DIRECTIONS FOR THIS TASK: Return the whole listing, line for line, without the pictures in it.

— start of DATA FOR THIS EXERCISE —

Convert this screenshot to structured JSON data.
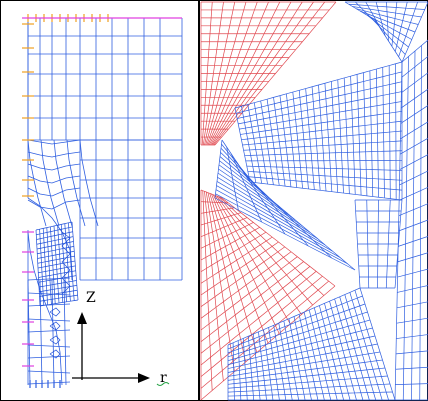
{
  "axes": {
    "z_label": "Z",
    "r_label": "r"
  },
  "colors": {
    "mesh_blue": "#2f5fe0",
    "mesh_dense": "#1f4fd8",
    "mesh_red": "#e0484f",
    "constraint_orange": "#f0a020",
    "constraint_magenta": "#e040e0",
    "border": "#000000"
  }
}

— end of DATA FOR THIS EXERCISE —

EXERCISE ANSWER:
Convert this screenshot to structured JSON data.
{
  "axes": {
    "z_label": "Z",
    "r_label": "r"
  },
  "colors": {
    "mesh_blue": "#2f5fe0",
    "mesh_dense": "#1f4fd8",
    "mesh_red": "#e0484f",
    "constraint_orange": "#f0a020",
    "constraint_magenta": "#e040e0",
    "border": "#000000"
  }
}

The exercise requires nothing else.